[Stored data]
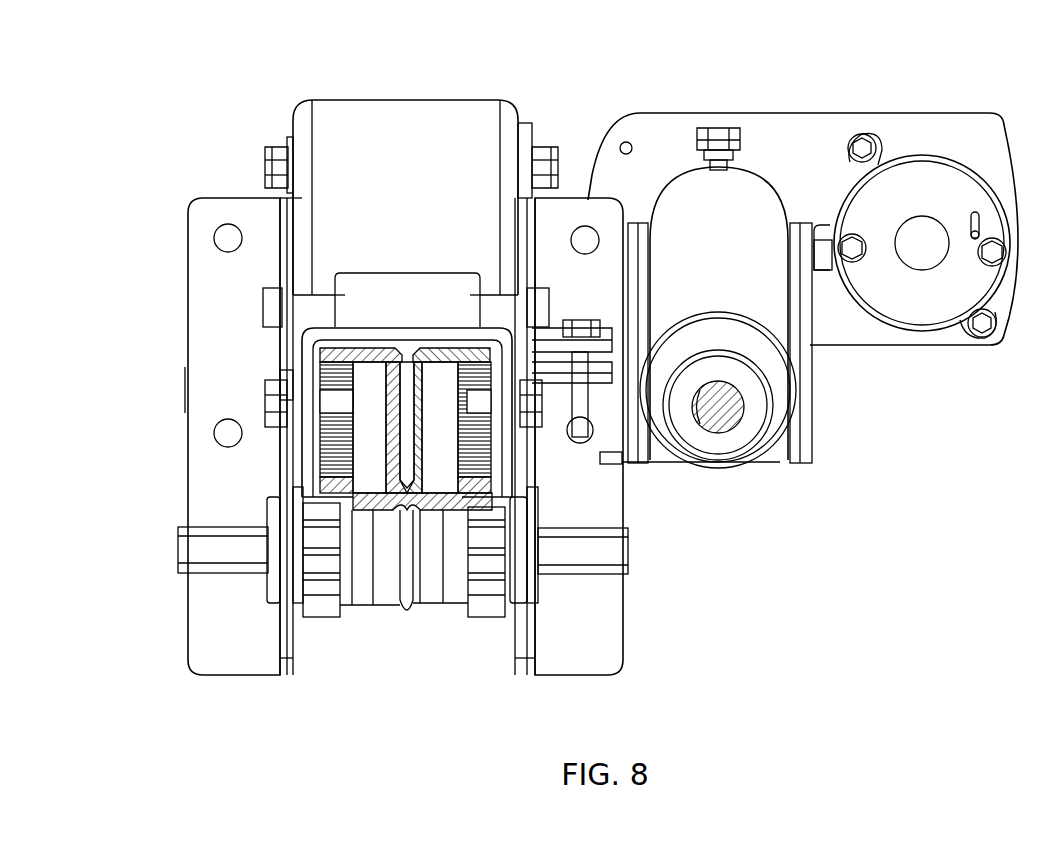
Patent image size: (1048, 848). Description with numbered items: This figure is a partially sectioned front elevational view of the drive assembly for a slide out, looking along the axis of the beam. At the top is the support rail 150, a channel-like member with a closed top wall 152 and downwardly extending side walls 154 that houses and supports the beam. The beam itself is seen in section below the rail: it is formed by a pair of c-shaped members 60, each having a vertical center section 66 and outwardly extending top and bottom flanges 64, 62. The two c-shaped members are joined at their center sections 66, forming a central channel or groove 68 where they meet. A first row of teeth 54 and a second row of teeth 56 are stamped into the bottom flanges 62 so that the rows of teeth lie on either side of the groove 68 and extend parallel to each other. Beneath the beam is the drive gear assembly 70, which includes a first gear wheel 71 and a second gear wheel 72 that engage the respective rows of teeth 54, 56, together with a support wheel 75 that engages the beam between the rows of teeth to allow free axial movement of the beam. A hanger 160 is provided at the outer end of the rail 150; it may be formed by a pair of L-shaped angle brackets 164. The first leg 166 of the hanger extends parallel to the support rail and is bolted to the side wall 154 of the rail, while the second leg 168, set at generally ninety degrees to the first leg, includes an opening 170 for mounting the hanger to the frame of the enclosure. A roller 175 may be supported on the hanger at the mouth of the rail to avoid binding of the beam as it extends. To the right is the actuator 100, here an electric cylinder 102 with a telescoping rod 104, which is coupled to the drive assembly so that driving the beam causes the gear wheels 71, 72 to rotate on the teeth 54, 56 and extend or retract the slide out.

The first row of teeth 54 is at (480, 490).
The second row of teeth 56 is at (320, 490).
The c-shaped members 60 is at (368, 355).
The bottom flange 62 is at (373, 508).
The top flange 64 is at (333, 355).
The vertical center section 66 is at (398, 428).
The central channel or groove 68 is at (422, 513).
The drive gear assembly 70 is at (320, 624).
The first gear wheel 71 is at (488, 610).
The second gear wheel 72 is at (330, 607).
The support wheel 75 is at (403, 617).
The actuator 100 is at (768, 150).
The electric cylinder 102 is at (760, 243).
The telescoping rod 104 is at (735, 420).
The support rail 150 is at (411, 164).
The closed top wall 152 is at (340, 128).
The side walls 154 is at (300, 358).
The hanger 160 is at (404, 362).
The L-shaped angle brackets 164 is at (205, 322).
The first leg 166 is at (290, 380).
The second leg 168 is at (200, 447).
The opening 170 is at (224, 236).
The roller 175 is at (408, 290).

Given exercise:
Convert all the records above into a two-column CSV with the headers description and positions. Give one row per record, with the record's text and its answer each in a single quoted field and line breaks replaced by spaces, and omit the pictures.

Response to this task:
description,positions
"Patent image size: (1048, 848). Description with numbered items: This figure is a partially sectioned front elevational view of the drive assembly for a slide out, looking along the axis of the beam. At the top is the support rail 150, a channel-like member with a closed top wall 152 and downwardly extending side walls 154 that houses and supports the beam. The beam itself is seen in section below the rail: it is formed by a pair of c-shaped members 60, each having a vertical center section 66 and outwardly extending top and bottom flanges 64, 62. The two c-shaped members are joined at their center sections 66, forming a central channel or groove 68 where they meet. A first row of teeth 54 and a second row of teeth 56 are stamped into the bottom flanges 62 so that the rows of teeth lie on either side of the groove 68 and extend parallel to each other. Beneath the beam is the drive gear assembly 70, which includes a first gear wheel 71 and a second gear wheel 72 that engage the respective rows of teeth 54, 56, together with a support wheel 75 that engages the beam between the rows of teeth to allow free axial movement of the beam. A hanger 160 is provided at the outer end of the rail 150; it may be formed by a pair of L-shaped angle brackets 164. The first leg 166 of the hanger extends parallel to the support rail and is bolted to the side wall 154 of the rail, while the second leg 168, set at generally ninety degrees to the first leg, includes an opening 170 for mounting the hanger to the frame of the enclosure. A roller 175 may be supported on the hanger at the mouth of the rail to avoid binding of the beam as it extends. To the right is the actuator 100, here an electric cylinder 102 with a telescoping rod 104, which is coupled to the drive assembly so that driving the beam causes the gear wheels 71, 72 to rotate on the teeth 54, 56 and extend or retract the slide out.","The first row of teeth 54 is at (480, 490). The second row of teeth 56 is at (320, 490). The c-shaped members 60 is at (368, 355). The bottom flange 62 is at (373, 508). The top flange 64 is at (333, 355). The vertical center section 66 is at (398, 428). The central channel or groove 68 is at (422, 513). The drive gear assembly 70 is at (320, 624). The first gear wheel 71 is at (488, 610). The second gear wheel 72 is at (330, 607). The support wheel 75 is at (403, 617). The actuator 100 is at (768, 150). The electric cylinder 102 is at (760, 243). The telescoping rod 104 is at (735, 420). The support rail 150 is at (411, 164). The closed top wall 152 is at (340, 128). The side walls 154 is at (300, 358). The hanger 160 is at (404, 362). The L-shaped angle brackets 164 is at (205, 322). The first leg 166 is at (290, 380). The second leg 168 is at (200, 447). The opening 170 is at (224, 236). The roller 175 is at (408, 290)."